# [WORK TO DO]
Gather from the material every line that contains the string "position".

________________

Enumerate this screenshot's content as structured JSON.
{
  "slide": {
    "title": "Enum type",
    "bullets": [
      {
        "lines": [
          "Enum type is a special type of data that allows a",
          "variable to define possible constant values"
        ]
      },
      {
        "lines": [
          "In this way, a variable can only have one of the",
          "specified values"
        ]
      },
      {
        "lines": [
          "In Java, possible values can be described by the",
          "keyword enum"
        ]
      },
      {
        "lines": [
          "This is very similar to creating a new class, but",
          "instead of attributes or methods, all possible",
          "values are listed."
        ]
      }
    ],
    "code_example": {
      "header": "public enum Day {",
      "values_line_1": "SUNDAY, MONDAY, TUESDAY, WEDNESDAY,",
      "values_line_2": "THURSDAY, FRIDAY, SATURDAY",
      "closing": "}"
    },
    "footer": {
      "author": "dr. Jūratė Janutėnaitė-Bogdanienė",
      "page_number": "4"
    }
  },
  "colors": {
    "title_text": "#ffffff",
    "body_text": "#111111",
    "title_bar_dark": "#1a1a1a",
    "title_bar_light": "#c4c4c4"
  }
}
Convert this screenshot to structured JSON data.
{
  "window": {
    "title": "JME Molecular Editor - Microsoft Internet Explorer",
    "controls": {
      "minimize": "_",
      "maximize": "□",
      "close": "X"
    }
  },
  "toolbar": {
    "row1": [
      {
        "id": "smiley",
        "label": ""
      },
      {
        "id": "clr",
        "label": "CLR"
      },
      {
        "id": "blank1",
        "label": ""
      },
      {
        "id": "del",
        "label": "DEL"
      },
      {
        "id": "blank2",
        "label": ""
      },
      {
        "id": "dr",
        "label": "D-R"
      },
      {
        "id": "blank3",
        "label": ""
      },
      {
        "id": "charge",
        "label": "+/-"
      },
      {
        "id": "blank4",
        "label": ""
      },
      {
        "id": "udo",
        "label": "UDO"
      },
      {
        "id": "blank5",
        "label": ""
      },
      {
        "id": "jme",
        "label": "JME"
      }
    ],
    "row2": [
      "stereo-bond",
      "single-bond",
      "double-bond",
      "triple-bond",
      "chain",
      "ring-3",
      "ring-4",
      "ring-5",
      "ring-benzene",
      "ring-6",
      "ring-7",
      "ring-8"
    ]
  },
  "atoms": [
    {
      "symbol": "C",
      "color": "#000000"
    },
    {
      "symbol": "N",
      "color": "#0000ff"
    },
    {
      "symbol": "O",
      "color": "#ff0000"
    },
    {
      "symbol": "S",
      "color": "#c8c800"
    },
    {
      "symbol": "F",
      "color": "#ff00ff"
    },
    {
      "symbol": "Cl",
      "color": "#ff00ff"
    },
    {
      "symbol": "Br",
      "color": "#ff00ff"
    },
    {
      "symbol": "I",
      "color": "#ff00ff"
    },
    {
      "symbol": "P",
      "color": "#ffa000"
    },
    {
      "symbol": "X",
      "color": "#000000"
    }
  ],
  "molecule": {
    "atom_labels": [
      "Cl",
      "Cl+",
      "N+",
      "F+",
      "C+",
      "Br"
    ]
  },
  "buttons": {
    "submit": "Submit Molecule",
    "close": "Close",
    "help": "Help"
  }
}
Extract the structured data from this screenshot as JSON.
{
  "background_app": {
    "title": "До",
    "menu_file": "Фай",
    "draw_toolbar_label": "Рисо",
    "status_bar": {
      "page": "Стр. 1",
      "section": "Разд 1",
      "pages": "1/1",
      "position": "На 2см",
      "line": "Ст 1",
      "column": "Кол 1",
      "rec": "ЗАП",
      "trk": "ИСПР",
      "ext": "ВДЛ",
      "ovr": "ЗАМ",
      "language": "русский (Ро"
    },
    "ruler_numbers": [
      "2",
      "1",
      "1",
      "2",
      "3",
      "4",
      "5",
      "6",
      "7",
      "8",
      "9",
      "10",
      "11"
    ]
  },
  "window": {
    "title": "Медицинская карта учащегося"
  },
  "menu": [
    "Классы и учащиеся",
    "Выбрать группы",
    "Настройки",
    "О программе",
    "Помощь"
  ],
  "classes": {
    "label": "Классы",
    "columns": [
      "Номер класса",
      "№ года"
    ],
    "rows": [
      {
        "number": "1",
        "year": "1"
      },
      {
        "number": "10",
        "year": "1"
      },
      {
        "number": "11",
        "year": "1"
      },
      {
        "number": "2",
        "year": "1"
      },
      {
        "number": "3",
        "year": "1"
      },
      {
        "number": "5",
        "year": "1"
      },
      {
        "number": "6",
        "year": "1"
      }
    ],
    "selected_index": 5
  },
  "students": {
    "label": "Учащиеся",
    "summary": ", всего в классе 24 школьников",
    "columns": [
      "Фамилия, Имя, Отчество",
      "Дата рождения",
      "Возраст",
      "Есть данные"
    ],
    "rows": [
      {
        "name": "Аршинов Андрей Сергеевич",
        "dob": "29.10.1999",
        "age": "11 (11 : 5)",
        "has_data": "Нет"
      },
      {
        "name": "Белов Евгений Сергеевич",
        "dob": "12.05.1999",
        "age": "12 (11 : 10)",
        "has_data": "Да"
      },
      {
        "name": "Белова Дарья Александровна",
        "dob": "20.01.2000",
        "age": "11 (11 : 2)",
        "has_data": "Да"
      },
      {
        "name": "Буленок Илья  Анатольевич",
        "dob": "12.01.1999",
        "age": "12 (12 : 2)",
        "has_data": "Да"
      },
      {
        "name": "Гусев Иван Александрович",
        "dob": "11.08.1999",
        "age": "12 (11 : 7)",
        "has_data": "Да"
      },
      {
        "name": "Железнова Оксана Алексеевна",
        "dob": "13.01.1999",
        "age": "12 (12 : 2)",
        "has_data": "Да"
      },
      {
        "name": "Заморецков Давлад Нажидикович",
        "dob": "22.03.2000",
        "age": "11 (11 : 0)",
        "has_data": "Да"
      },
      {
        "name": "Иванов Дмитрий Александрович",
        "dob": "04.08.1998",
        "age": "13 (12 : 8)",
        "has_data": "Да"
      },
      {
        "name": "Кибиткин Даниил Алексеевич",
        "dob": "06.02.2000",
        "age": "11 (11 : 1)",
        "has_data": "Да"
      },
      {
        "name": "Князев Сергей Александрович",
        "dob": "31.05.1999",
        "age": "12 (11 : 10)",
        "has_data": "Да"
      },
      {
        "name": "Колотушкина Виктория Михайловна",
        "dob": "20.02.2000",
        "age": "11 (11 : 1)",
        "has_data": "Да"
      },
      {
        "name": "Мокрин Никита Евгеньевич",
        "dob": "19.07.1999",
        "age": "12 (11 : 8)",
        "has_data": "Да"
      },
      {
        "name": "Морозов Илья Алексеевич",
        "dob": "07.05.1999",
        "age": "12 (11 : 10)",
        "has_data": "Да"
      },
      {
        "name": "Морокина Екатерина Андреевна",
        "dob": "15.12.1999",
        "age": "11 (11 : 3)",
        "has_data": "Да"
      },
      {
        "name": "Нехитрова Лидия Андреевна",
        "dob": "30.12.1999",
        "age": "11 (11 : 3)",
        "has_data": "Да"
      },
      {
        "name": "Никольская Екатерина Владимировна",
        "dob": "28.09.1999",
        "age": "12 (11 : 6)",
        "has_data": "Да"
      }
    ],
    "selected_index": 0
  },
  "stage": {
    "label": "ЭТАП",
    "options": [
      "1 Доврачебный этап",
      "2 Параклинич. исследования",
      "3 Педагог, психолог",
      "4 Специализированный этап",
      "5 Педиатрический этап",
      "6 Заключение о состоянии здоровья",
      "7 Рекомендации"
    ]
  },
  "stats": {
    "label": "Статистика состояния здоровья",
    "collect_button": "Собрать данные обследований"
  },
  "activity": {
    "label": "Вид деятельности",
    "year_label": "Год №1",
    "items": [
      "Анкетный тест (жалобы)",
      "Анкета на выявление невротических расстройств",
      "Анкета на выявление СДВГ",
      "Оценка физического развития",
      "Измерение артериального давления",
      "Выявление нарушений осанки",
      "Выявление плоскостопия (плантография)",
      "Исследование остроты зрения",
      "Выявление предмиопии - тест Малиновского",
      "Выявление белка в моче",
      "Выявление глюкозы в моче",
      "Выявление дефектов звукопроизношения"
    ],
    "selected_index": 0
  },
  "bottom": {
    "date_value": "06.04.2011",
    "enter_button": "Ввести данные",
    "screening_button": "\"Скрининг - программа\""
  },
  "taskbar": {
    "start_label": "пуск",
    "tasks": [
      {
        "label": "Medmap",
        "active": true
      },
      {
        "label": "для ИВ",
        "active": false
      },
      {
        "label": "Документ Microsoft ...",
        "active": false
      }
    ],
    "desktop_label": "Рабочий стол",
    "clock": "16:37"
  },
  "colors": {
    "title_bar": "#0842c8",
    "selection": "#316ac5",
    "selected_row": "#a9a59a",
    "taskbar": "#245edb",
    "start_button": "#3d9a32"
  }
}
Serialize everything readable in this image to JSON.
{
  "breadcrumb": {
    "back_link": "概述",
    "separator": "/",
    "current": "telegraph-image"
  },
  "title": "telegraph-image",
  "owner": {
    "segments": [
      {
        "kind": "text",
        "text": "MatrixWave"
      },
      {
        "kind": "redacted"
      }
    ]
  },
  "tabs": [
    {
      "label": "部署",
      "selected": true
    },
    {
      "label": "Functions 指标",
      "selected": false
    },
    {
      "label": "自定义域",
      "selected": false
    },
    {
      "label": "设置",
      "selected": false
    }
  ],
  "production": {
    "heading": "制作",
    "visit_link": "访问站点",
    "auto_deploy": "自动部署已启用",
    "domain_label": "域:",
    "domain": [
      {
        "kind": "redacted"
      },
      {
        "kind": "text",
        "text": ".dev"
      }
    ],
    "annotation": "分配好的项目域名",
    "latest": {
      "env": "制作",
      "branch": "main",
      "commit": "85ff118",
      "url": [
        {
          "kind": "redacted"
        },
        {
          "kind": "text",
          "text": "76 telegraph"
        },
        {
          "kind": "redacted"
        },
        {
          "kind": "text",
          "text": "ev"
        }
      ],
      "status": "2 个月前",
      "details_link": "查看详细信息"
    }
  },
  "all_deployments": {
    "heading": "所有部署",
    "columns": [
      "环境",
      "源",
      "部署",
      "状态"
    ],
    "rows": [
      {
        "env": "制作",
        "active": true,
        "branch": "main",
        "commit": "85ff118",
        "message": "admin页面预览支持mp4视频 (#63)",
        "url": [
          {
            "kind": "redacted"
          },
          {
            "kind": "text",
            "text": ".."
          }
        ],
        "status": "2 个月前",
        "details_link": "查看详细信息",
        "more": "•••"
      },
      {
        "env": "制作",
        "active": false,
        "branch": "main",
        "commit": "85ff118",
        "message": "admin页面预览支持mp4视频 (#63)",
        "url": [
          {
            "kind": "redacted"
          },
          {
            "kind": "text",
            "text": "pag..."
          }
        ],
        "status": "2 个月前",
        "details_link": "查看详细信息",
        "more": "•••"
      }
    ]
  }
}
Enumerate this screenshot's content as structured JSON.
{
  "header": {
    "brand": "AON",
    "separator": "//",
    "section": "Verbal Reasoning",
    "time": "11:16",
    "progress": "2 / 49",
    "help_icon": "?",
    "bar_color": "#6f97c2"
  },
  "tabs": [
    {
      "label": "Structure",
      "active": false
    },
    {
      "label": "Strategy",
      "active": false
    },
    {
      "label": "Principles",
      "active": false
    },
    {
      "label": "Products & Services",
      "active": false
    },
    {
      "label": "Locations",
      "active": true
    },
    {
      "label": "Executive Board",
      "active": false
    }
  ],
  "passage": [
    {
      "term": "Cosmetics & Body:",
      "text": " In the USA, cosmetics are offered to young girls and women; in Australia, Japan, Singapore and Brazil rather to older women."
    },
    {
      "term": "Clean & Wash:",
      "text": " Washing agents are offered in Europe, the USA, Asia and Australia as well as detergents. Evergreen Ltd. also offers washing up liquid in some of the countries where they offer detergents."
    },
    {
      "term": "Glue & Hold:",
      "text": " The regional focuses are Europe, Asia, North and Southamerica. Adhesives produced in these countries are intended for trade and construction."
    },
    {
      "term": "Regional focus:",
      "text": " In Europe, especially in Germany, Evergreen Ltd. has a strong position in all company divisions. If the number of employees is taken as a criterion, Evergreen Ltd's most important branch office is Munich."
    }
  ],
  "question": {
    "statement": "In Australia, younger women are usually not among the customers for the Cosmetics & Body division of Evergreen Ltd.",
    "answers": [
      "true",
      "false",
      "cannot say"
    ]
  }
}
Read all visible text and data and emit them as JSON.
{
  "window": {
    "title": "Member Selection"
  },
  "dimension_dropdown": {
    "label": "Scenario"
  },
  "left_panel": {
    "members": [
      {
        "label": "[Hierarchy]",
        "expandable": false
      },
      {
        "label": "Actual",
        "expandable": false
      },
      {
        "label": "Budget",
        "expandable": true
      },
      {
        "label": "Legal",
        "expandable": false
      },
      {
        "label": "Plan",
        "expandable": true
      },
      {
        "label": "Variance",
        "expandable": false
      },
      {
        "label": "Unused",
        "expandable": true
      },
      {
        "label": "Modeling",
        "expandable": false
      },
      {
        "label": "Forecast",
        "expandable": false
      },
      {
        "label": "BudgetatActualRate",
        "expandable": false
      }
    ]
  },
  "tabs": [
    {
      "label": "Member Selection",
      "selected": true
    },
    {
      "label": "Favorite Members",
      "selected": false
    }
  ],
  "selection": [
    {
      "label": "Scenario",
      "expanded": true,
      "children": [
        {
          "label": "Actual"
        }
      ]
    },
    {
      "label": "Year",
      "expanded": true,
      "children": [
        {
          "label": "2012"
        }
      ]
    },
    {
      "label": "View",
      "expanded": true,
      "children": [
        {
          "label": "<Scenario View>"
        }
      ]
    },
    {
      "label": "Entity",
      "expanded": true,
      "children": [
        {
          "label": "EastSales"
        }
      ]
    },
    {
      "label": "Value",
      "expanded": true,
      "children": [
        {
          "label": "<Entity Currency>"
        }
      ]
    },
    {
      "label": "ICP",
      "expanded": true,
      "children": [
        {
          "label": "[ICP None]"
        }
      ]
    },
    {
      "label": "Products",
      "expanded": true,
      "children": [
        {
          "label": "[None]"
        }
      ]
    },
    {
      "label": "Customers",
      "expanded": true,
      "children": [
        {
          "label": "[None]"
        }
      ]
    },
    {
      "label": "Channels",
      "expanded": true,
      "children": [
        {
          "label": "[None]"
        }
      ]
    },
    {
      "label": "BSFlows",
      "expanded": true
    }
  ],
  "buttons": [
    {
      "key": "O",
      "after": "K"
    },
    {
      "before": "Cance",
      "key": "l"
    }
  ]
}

________________

# [ANSWER TO THIS PROBLEM]
      "position": "На 2см",
      "text": " In Europe, especially in Germany, Evergreen Ltd. has a strong position in all company divisions. If the number of employees is taken as a criterion, Evergreen Ltd's most important branch office is Munich."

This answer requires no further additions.